── Raw data ──

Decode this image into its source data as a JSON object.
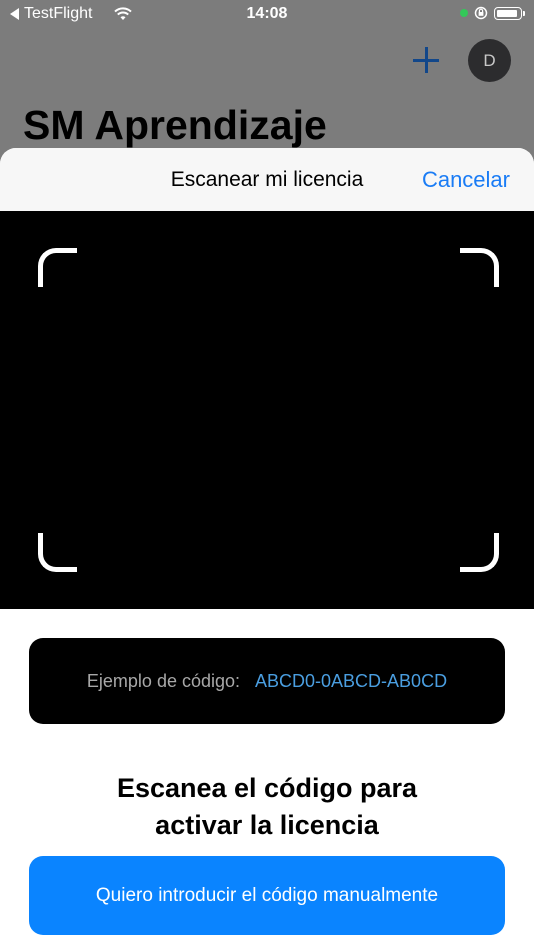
{
  "status_bar": {
    "back_label": "TestFlight",
    "time": "14:08"
  },
  "background": {
    "title": "SM Aprendizaje",
    "avatar_initial": "D"
  },
  "sheet": {
    "title": "Escanear mi licencia",
    "cancel_label": "Cancelar",
    "example_label": "Ejemplo de código:",
    "example_code": "ABCD0-0ABCD-AB0CD",
    "instruction_line1": "Escanea el código para",
    "instruction_line2": "activar la licencia",
    "manual_button_label": "Quiero introducir el código manualmente"
  },
  "colors": {
    "accent": "#1a7cf5",
    "button": "#0a84ff",
    "example_code": "#4a9ee0",
    "camera": "#000000"
  },
  "icons": [
    "back-arrow-icon",
    "wifi-icon",
    "camera-indicator-icon",
    "orientation-lock-icon",
    "battery-icon",
    "plus-icon"
  ]
}
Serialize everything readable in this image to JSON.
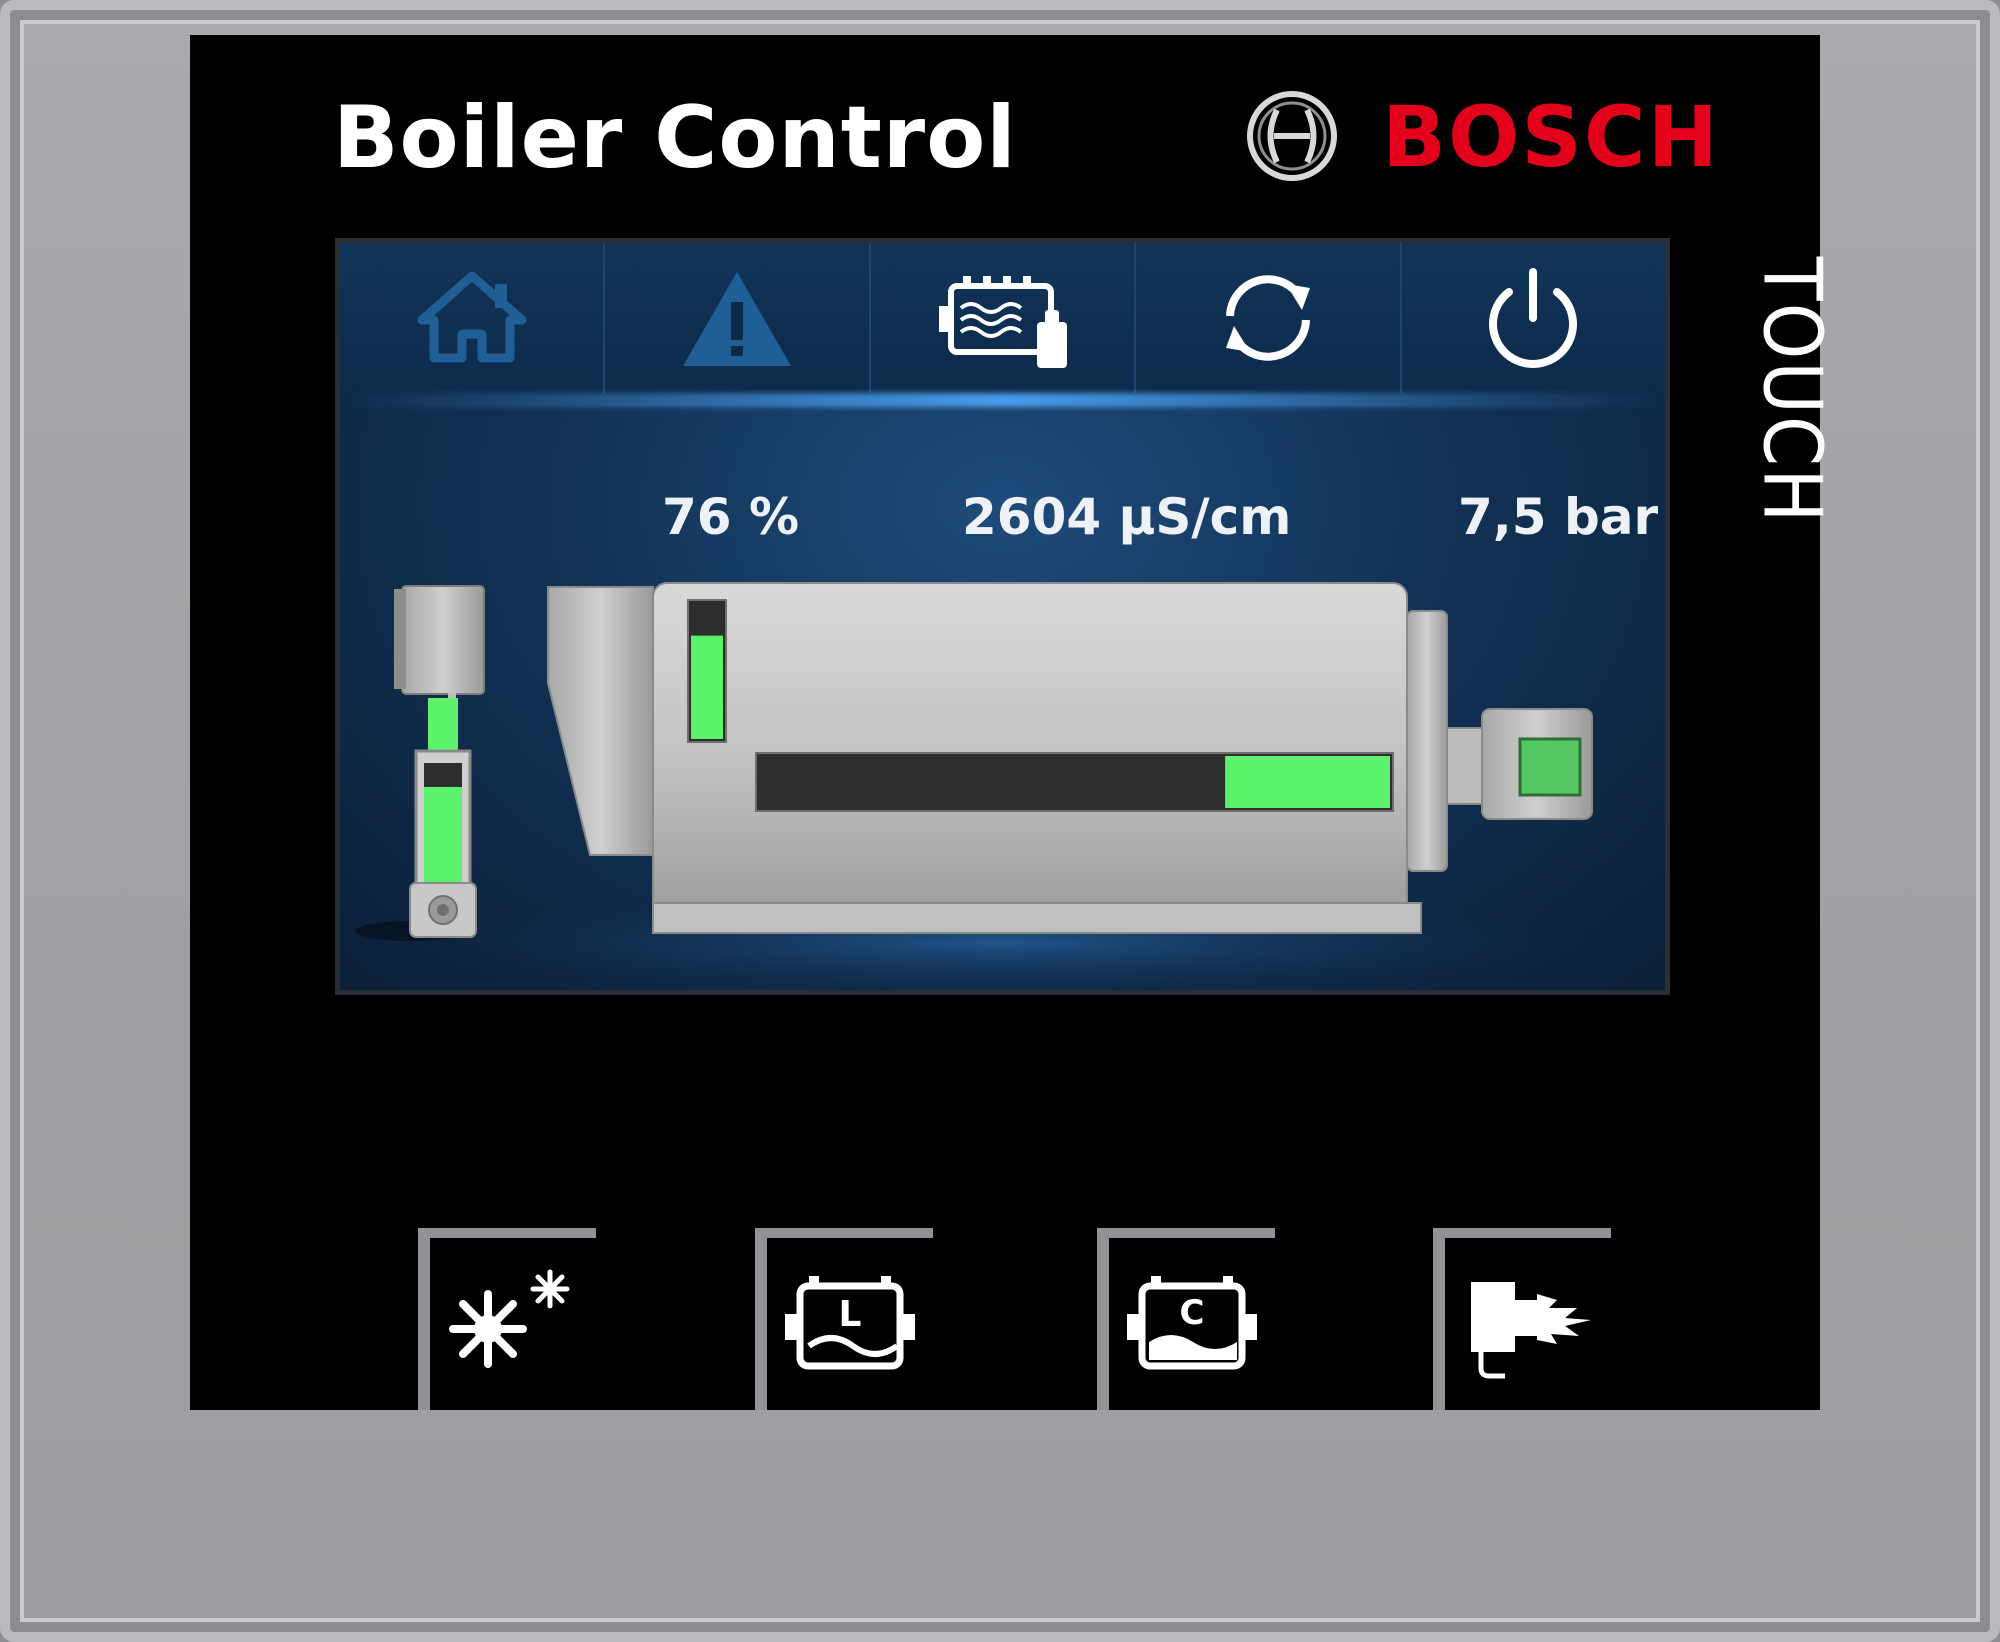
{
  "header": {
    "title": "Boiler Control",
    "brand": "BOSCH",
    "brand_color": "#e2001a",
    "touch_label": "TOUCH"
  },
  "nav": {
    "items": [
      {
        "name": "home-icon",
        "active": false
      },
      {
        "name": "warning-icon",
        "active": false
      },
      {
        "name": "boiler-overview-icon",
        "active": true
      },
      {
        "name": "refresh-icon",
        "active": false
      },
      {
        "name": "power-icon",
        "active": false
      }
    ]
  },
  "readings": {
    "level": "76 %",
    "conductivity": "2604 µS/cm",
    "pressure": "7,5 bar"
  },
  "indicators": {
    "pump_level_fraction": 0.8,
    "boiler_level_fraction": 0.76,
    "water_bar_fraction": 0.26
  },
  "colors": {
    "indicator_green": "#5cf26c",
    "inactive_icon": "#1f5f95",
    "active_icon": "#ffffff"
  },
  "softkeys": [
    {
      "name": "settings-key"
    },
    {
      "name": "level-key"
    },
    {
      "name": "conductivity-key"
    },
    {
      "name": "burner-key"
    }
  ]
}
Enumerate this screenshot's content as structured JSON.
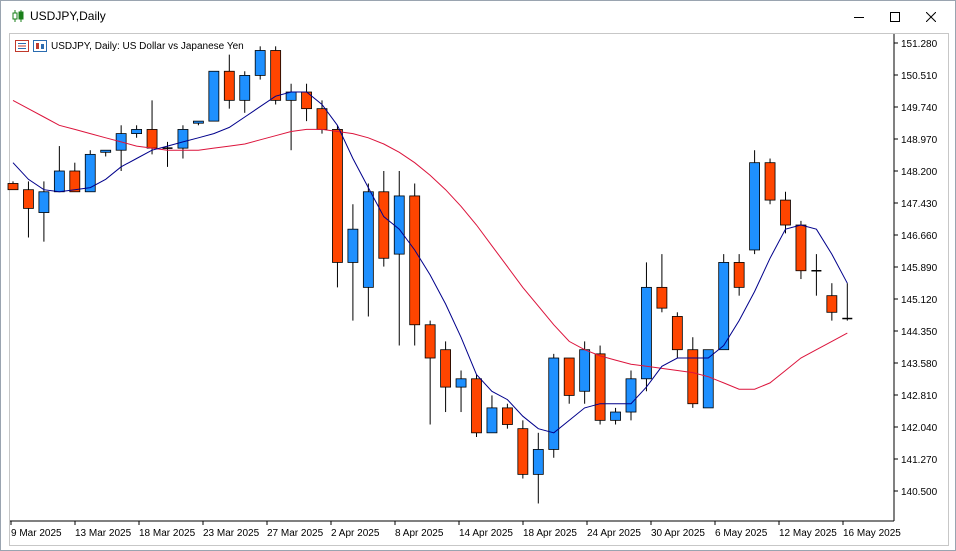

───

*Work to do*:
Keep only those lines of the records that hold "name", and return them.

*Correct result*:
        "name": "home-icon",
        "name": "warning-icon",
        "name": "boiler-overview-icon",
        "name": "refresh-icon",
        "name": "power-icon",
      "name": "settings-key"
      "name": "level-key"
      "name": "conductivity-key"
      "name": "burner-key"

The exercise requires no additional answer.